### GOAL OF THE EXERCISE
Restate the full listing word for word and leave the pictures out.

### RECORDS FOR THE EXERCISE
• • • •
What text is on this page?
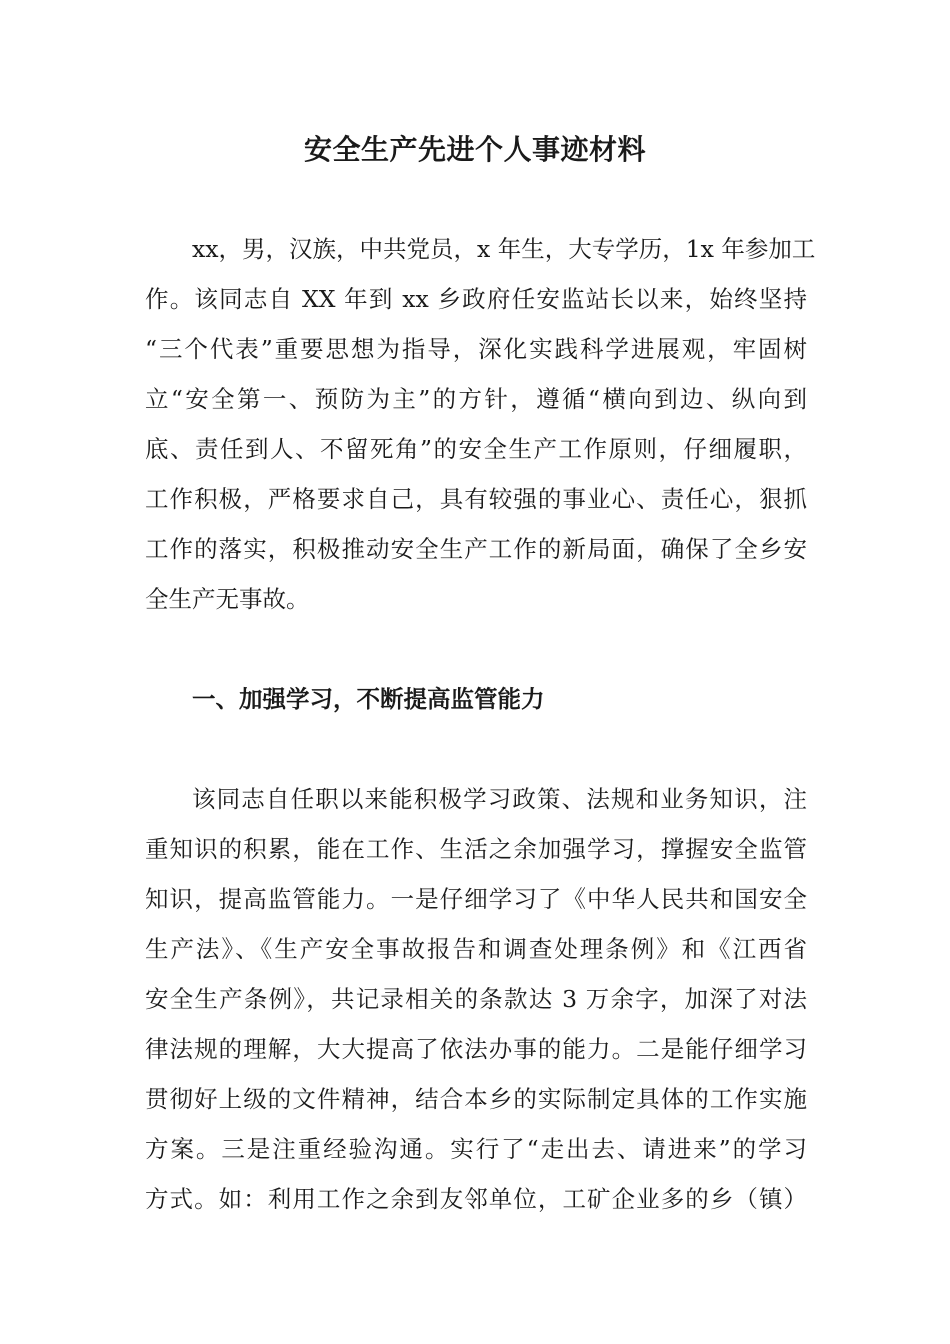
安全生产先进个人事迹材料
xx，男，汉族，中共党员，x 年生，大专学历，1x 年参加工
作。该同志自 XX 年到 xx 乡政府任安监站长以来，始终坚持
“三个代表”重要思想为指导，深化实践科学进展观，牢固树
立“安全第一、预防为主”的方针，遵循“横向到边、纵向到
底、责任到人、不留死角”的安全生产工作原则，仔细履职，
工作积极，严格要求自己，具有较强的事业心、责任心，狠抓
工作的落实，积极推动安全生产工作的新局面，确保了全乡安
全生产无事故。
一、加强学习，不断提高监管能力
该同志自任职以来能积极学习政策、法规和业务知识，注
重知识的积累，能在工作、生活之余加强学习，撑握安全监管
知识，提高监管能力。一是仔细学习了《中华人民共和国安全
生产法》、《生产安全事故报告和调查处理条例》和《江西省
安全生产条例》，共记录相关的条款达 3 万余字，加深了对法
律法规的理解，大大提高了依法办事的能力。二是能仔细学习
贯彻好上级的文件精神，结合本乡的实际制定具体的工作实施
方案。三是注重经验沟通。实行了“走出去、请进来”的学习
方式。如：利用工作之余到友邻单位，工矿企业多的乡（镇）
• • • •
### WRITTEN SOLUTION
What text is on this page?
安全生产先进个人事迹材料
xx，男，汉族，中共党员，x 年生，大专学历，1x 年参加工
作。该同志自 XX 年到 xx 乡政府任安监站长以来，始终坚持
“三个代表”重要思想为指导，深化实践科学进展观，牢固树
立“安全第一、预防为主”的方针，遵循“横向到边、纵向到
底、责任到人、不留死角”的安全生产工作原则，仔细履职，
工作积极，严格要求自己，具有较强的事业心、责任心，狠抓
工作的落实，积极推动安全生产工作的新局面，确保了全乡安
全生产无事故。
一、加强学习，不断提高监管能力
该同志自任职以来能积极学习政策、法规和业务知识，注
重知识的积累，能在工作、生活之余加强学习，撑握安全监管
知识，提高监管能力。一是仔细学习了《中华人民共和国安全
生产法》、《生产安全事故报告和调查处理条例》和《江西省
安全生产条例》，共记录相关的条款达 3 万余字，加深了对法
律法规的理解，大大提高了依法办事的能力。二是能仔细学习
贯彻好上级的文件精神，结合本乡的实际制定具体的工作实施
方案。三是注重经验沟通。实行了“走出去、请进来”的学习
方式。如：利用工作之余到友邻单位，工矿企业多的乡（镇）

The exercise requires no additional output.